*** Opening of RECORDS FOR THE TASK ***
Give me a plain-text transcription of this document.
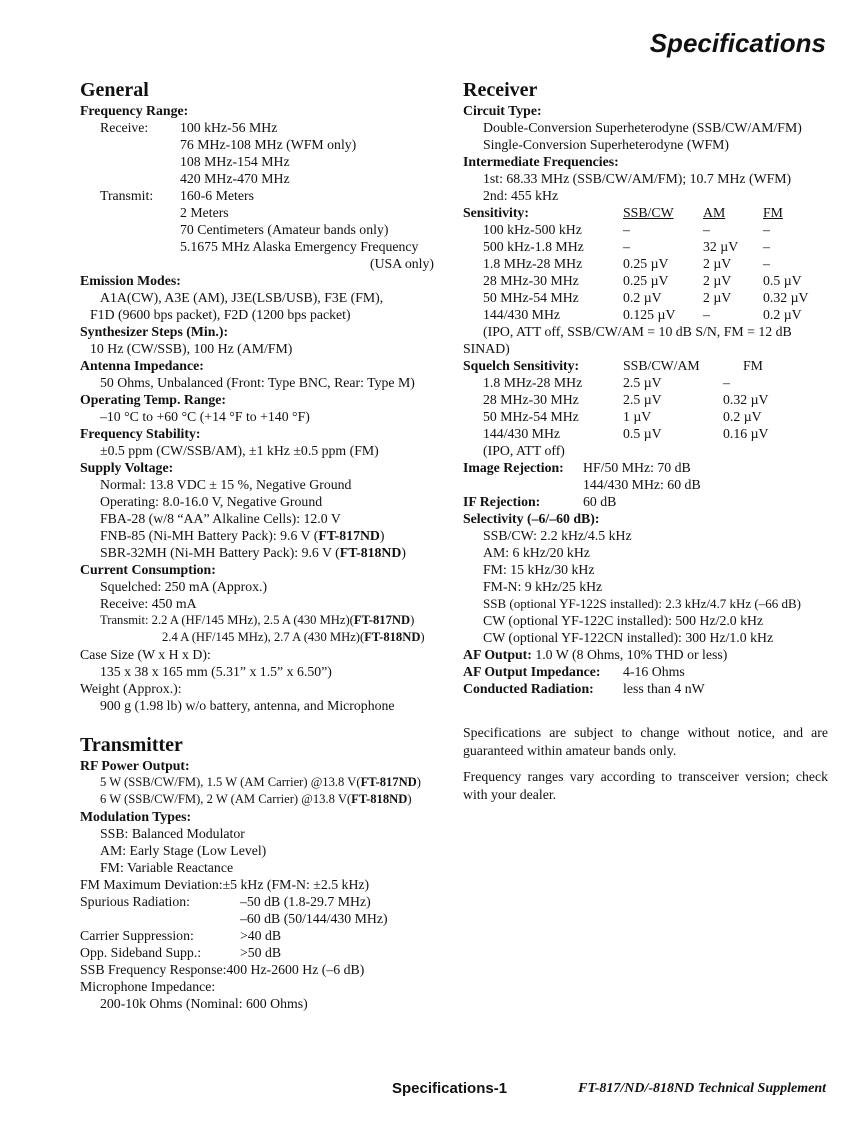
Specifications
General
Frequency Range:
Receive: 100 kHz-56 MHz
76 MHz-108 MHz (WFM only)
108 MHz-154 MHz
420 MHz-470 MHz
Transmit: 160-6 Meters
2 Meters
70 Centimeters (Amateur bands only)
5.1675 MHz Alaska Emergency Frequency
(USA only)
Emission Modes:
A1A(CW), A3E (AM), J3E(LSB/USB), F3E (FM),
F1D (9600 bps packet), F2D (1200 bps packet)
Synthesizer Steps (Min.):
10 Hz (CW/SSB), 100 Hz (AM/FM)
Antenna Impedance:
50 Ohms, Unbalanced (Front: Type BNC, Rear: Type M)
Operating Temp. Range:
–10 °C to +60 °C (+14 °F to +140 °F)
Frequency Stability:
±0.5 ppm (CW/SSB/AM), ±1 kHz ±0.5 ppm (FM)
Supply Voltage:
Normal: 13.8 VDC ± 15 %, Negative Ground
Operating: 8.0-16.0 V, Negative Ground
FBA-28 (w/8 “AA” Alkaline Cells): 12.0 V
FNB-85 (Ni-MH Battery Pack): 9.6 V (FT-817ND)
SBR-32MH (Ni-MH Battery Pack): 9.6 V (FT-818ND)
Current Consumption:
Squelched: 250 mA (Approx.)
Receive: 450 mA
Transmit: 2.2 A (HF/145 MHz), 2.5 A (430 MHz)(FT-817ND)
2.4 A (HF/145 MHz), 2.7 A (430 MHz)(FT-818ND)
Case Size (W x H x D):
135 x 38 x 165 mm (5.31” x 1.5” x 6.50”)
Weight (Approx.):
900 g (1.98 lb) w/o battery, antenna, and Microphone
Transmitter
RF Power Output:
5 W (SSB/CW/FM), 1.5 W (AM Carrier) @13.8 V(FT-817ND)
6 W (SSB/CW/FM), 2 W (AM Carrier) @13.8 V(FT-818ND)
Modulation Types:
SSB: Balanced Modulator
AM: Early Stage (Low Level)
FM: Variable Reactance
FM Maximum Deviation:±5 kHz (FM-N: ±2.5 kHz)
Spurious Radiation:	–50 dB (1.8-29.7 MHz)
–60 dB (50/144/430 MHz)
Carrier Suppression:	>40 dB
Opp. Sideband Supp.:	>50 dB
SSB Frequency Response:400 Hz-2600 Hz (–6 dB)
Microphone Impedance:
200-10k Ohms (Nominal: 600 Ohms)
Receiver
Circuit Type:
Double-Conversion Superheterodyne (SSB/CW/AM/FM)
Single-Conversion Superheterodyne (WFM)
Intermediate Frequencies:
1st: 68.33 MHz (SSB/CW/AM/FM); 10.7 MHz (WFM)
2nd: 455 kHz
Sensitivity:	SSB/CW AM	FM
100 kHz-500 kHz	–	–	–
500 kHz-1.8 MHz	–	32 µV –
1.8 MHz-28 MHz	0.25 µV 2 µV –
28 MHz-30 MHz	0.25 µV 2 µV 0.5 µV
50 MHz-54 MHz	0.2 µV	2 µV 0.32 µV
144/430 MHz	0.125 µV –	0.2 µV
(IPO, ATT off, SSB/CW/AM = 10 dB S/N, FM = 12 dB
SINAD)
Squelch Sensitivity:	SSB/CW/AM	FM
1.8 MHz-28 MHz	2.5 µV	–
28 MHz-30 MHz	2.5 µV	0.32 µV
50 MHz-54 MHz	1 µV	0.2 µV
144/430 MHz	0.5 µV	0.16 µV
(IPO, ATT off)
Image Rejection: HF/50 MHz: 70 dB
144/430 MHz: 60 dB
IF Rejection:	60 dB
Selectivity (–6/–60 dB):
SSB/CW: 2.2 kHz/4.5 kHz
AM: 6 kHz/20 kHz
FM: 15 kHz/30 kHz
FM-N: 9 kHz/25 kHz
SSB (optional YF-122S installed): 2.3 kHz/4.7 kHz (–66 dB)
CW (optional YF-122C installed): 500 Hz/2.0 kHz
CW (optional YF-122CN installed): 300 Hz/1.0 kHz
AF Output: 1.0 W (8 Ohms, 10% THD or less)
AF Output Impedance: 4-16 Ohms
Conducted Radiation: less than 4 nW
Specifications are subject to change without notice, and are guaranteed within amateur bands only.
Frequency ranges vary according to transceiver version; check with your dealer.
Specifications-1	FT-817/ND/-818ND Technical Supplement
*** Close of RECORDS FOR THE TASK ***
YOUR TASK —
Search the records above for the string "Conversion". Report each line that has it.

RESULT FOR THIS TASK —
Double-Conversion Superheterodyne (SSB/CW/AM/FM)
Single-Conversion Superheterodyne (WFM)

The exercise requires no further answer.